Prompt A >>
Answer these questions about the forum thread on duplicate database rows:
(i) How many hours of data are read during each hourly readout?
(ii) What does the thread suggest a primary key might be composed of?
(iii) What internal reference is given for the feature request?

I am reading the data from the source every hour. During every hourly readout I read the data for last 24 hours ( which is minimum for me to analyze the data). I want to store the data in the database after every read out.
So, My problem is, when I am writing the data to the database using DB insert or DB writer, both nodes are duplicating the rows in the database. Which means after every hour, I am duplicating 23 hours of data due to which my database if growing exponentially.
My Question is, how can I just write the new rows every time and to filter the duplicate rows… I tried reading the data back from DB before writing, and then filtering it using row filter before writing back… it worked but this is too much at the edge, if you have any samples missing or extra from any of the table, you will end up with duplicate rows again. I am unable to find, which node writes the data to the database and refuse to write duplicate values. Will appreciate your kind suggestions.
One way would be to have a Primary Key in the database that might be composed of a name/id and a timestamp so the DB would not allow any duplicates.
Then at the point where you insert new data, you could check if the ID is already there. An alternative would only be to maybe download the IDs already in the DB and then exclude them from the new lines
INSERT INTO “PUBLIC”.“sample_01”
SELECT * FROM “PUBLIC”.“sample_05”
WHERE ID NOT IN (SELECT DISTINCT ID FROM “PUBLIC”.“sample_01” )
This command would use some resources but it has the benefit of checking the moment you would want to insert the data into your database.
You could check out this example workflow and play around with the settings and see if they can help you:
Hi @mlauber71, Thanks for the response… I was actually away so couldn`t check.
Downloading the data back is not an option as database size is big and it will be growing over time…so I do not want to read back before writing to optimize performance… I will try and will let you know…
I don’t understand why can’t you filter data so only last hour is left before inserting data in database?
Additionally there is feature request for such a functionality and I have given it +1 for you. (Internal reference: AP-15380)
The dataset is not very consistent in terms of number of rows every two hours. If I filter based on the exact time duration, I`ll still have either missing rows or duplicates most of the time. I know its very simple if I read back from the database last two hours of data and then filter the duplicates and write the new rows only but I am trying to avoid an additional step of reading back from the database.
In the example the data is not read back to knime but the IDs are being processed within the database
but if data is not consistent don’t think there is way to determine “right” records to insert into table unless you compare it with data you already have somehow…
Hi @ipazin … You are right… I am just stuck because of inconsistency only. I think there is there a SQL Query which checks before writing if the data exist and then write… Can we implement such scenario with SQL Query executor node?
Let me check again… I was thinking the other way… Will check again. . .

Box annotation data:
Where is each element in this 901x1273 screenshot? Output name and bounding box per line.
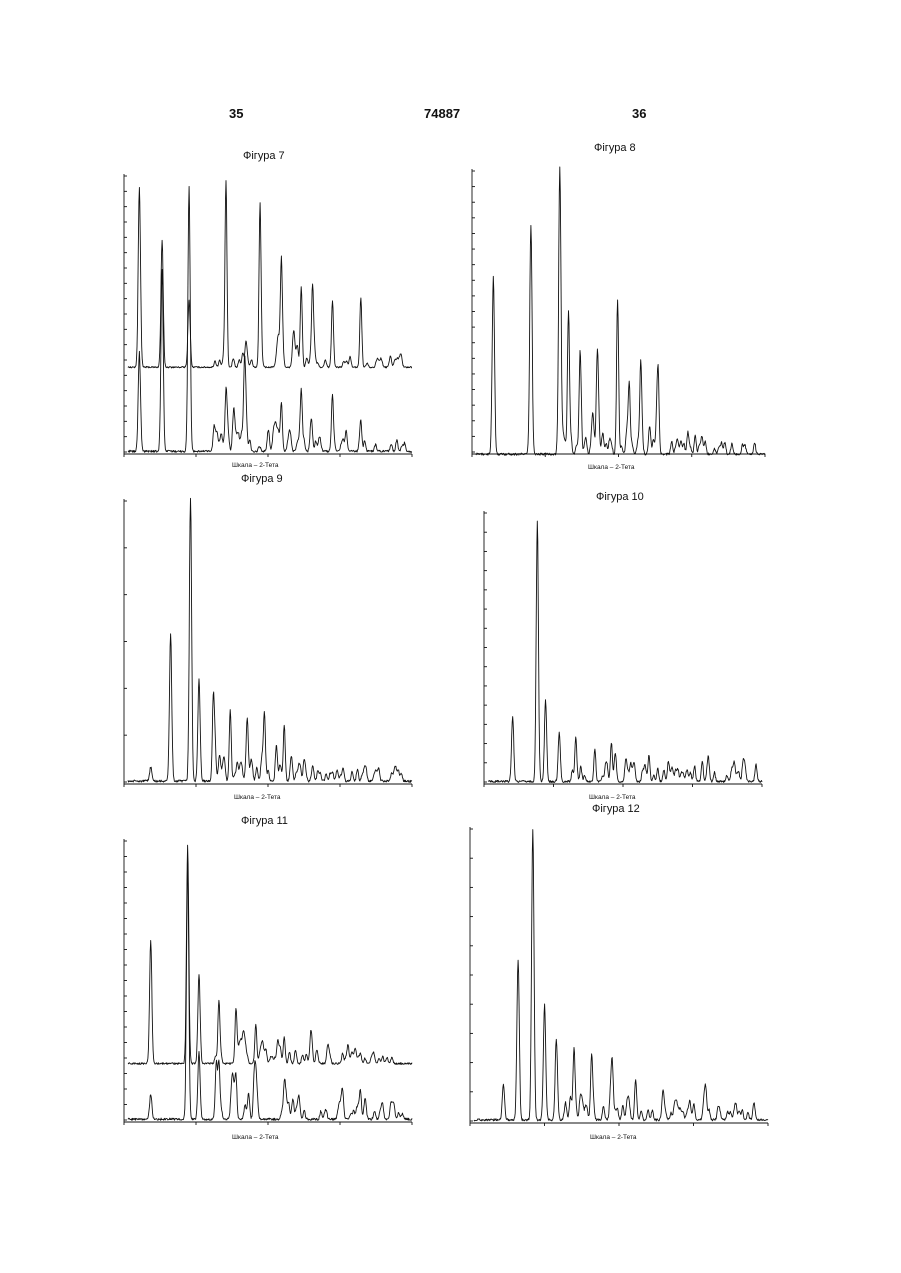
figure-7-title: Фігура 7 <box>243 150 285 162</box>
page-number-right: 36 <box>632 106 646 121</box>
diffraction-trace-2 <box>128 863 412 1120</box>
figure-12-title: Фігура 12 <box>592 803 640 815</box>
figure-10-title: Фігура 10 <box>596 491 644 503</box>
figure-11-chart <box>116 835 416 1128</box>
figure-8-title: Фігура 8 <box>594 142 636 154</box>
figure-10-chart <box>476 507 766 790</box>
patent-number: 74887 <box>424 106 460 121</box>
figure-12-xlabel: Шкала – 2-Тета <box>590 1134 637 1141</box>
diffraction-trace-1 <box>128 498 412 782</box>
figure-8-xlabel: Шкала – 2-Тета <box>588 464 635 471</box>
diffraction-trace-1 <box>128 845 412 1064</box>
diffraction-trace-1 <box>128 181 412 368</box>
figure-10-xlabel: Шкала – 2-Тета <box>589 794 636 801</box>
figure-8-chart <box>464 165 769 460</box>
figure-9-chart <box>116 495 416 790</box>
figure-7-xlabel: Шкала – 2-Тета <box>232 462 279 469</box>
figure-12-chart <box>462 823 772 1129</box>
page-number-left: 35 <box>229 106 243 121</box>
diffraction-trace-2 <box>128 186 412 452</box>
figure-7-chart <box>116 170 416 460</box>
diffraction-trace-1 <box>474 830 768 1121</box>
figure-11-xlabel: Шкала – 2-Тета <box>232 1134 279 1141</box>
figure-11-title: Фігура 11 <box>241 815 288 827</box>
diffraction-trace-1 <box>488 521 762 783</box>
figure-9-xlabel: Шкала – 2-Тета <box>234 794 281 801</box>
diffraction-trace-1 <box>476 167 765 455</box>
figure-9-title: Фігура 9 <box>241 473 283 485</box>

Prompt B >>
In the records, begin at the line that has "figure-7-title: Фігура 7" and stop after the line that has "patent-number: 74887 <box>424". Convert those lines into a numbered list.

Final answer A >>
(i) The last 24 hours.
(ii) A name/id and a timestamp.
(iii) AP-15380.

Final answer B >>
1. figure-7-title: Фігура 7 <box>243 150 285 162</box>
2. page-number-right: 36 <box>632 106 646 121</box>
3. diffraction-trace-2 <box>128 863 412 1120</box>
4. figure-12-title: Фігура 12 <box>592 803 640 815</box>
5. figure-10-title: Фігура 10 <box>596 491 644 503</box>
6. figure-11-chart <box>116 835 416 1128</box>
7. figure-8-title: Фігура 8 <box>594 142 636 154</box>
8. figure-10-chart <box>476 507 766 790</box>
9. patent-number: 74887 <box>424 106 460 121</box>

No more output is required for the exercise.